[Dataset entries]

──────────

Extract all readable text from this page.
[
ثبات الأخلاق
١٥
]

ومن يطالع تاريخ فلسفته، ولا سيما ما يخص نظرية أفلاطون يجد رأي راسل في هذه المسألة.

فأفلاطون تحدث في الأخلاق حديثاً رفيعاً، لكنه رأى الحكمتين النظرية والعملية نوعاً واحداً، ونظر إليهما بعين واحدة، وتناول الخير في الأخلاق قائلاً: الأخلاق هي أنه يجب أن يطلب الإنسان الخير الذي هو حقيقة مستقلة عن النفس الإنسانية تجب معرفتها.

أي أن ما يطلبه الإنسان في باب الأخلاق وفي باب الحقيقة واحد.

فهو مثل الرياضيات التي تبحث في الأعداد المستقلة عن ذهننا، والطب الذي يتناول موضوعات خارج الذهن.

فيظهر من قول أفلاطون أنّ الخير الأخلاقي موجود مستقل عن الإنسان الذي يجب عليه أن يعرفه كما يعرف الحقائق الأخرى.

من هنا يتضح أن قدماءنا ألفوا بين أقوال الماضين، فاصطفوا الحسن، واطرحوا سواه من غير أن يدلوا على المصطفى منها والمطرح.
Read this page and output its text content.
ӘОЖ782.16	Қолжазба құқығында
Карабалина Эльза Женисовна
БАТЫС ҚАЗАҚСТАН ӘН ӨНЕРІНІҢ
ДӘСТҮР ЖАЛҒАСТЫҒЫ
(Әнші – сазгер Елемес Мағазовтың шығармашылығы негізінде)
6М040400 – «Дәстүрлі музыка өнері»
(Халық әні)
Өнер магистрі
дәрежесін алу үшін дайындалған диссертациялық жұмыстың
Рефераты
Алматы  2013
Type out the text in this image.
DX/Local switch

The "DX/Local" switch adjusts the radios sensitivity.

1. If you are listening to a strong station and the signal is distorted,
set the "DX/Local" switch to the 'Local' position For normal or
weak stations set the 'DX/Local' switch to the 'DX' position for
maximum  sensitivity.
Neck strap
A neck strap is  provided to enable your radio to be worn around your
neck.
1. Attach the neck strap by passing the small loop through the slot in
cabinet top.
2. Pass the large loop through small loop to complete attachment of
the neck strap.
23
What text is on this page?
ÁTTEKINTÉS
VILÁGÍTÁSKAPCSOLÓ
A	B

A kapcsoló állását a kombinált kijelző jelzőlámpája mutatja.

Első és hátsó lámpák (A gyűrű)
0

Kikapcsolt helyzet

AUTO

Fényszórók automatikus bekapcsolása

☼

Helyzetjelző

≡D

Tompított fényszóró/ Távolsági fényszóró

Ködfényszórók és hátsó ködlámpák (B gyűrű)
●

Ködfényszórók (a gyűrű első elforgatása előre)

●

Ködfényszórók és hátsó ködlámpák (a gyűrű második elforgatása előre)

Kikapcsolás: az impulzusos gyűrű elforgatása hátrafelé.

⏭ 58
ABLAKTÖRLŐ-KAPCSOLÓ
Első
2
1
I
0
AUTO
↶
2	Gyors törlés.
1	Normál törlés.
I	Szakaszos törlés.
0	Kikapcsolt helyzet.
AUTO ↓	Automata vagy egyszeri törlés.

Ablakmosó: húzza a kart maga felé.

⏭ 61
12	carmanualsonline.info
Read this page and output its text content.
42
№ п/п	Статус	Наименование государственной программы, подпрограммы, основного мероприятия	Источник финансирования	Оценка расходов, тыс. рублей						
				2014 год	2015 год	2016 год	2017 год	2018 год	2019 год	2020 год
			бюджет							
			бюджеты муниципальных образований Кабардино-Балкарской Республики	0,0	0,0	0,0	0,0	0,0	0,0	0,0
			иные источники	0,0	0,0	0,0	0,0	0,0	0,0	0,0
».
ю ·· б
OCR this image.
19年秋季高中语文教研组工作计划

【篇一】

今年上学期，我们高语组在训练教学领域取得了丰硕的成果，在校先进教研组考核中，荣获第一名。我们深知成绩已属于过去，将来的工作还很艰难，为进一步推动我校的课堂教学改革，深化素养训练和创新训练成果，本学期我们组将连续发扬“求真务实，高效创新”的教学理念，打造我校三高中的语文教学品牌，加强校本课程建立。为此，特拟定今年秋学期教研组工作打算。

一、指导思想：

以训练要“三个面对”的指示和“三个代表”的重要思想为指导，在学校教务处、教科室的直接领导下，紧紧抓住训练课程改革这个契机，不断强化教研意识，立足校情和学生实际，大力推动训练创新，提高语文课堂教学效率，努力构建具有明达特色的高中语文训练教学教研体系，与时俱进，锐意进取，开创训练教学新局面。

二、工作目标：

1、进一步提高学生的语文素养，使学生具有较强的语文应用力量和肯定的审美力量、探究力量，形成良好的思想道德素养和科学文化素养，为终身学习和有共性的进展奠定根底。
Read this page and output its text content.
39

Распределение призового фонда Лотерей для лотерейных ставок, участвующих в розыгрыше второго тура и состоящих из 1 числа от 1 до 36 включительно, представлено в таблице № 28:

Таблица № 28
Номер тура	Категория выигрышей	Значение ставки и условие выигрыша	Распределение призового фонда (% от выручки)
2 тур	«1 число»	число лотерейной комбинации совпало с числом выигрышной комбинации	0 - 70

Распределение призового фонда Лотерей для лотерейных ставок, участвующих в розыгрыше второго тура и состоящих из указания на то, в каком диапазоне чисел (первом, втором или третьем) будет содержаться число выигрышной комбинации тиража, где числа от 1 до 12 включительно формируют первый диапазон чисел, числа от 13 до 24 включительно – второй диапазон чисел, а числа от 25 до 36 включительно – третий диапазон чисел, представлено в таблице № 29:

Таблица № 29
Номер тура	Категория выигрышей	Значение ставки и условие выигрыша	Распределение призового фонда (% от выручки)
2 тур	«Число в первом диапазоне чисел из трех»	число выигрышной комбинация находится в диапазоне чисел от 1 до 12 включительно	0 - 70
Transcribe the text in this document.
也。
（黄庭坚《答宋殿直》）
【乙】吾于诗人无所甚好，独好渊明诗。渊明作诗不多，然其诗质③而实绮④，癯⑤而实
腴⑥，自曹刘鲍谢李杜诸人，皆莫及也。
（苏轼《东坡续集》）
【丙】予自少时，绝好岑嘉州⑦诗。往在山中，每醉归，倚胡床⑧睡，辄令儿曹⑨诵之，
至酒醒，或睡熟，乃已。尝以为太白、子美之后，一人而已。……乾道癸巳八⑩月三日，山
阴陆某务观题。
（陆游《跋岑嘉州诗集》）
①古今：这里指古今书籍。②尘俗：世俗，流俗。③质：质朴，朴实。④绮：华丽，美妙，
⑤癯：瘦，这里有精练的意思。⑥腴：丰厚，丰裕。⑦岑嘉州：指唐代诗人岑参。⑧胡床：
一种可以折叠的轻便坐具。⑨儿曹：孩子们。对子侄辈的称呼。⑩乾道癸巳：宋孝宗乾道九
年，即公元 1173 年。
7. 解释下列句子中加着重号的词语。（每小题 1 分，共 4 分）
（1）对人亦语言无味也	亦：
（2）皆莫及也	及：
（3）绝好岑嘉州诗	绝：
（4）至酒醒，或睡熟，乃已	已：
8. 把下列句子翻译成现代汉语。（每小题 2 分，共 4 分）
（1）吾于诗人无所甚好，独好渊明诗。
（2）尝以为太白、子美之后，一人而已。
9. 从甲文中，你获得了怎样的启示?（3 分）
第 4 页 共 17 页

──────────

In the records, locate each line holding the string "sensitivity" and copy it.

OUTPUT =>
The "DX/Local" switch adjusts the radios sensitivity.
maximum  sensitivity.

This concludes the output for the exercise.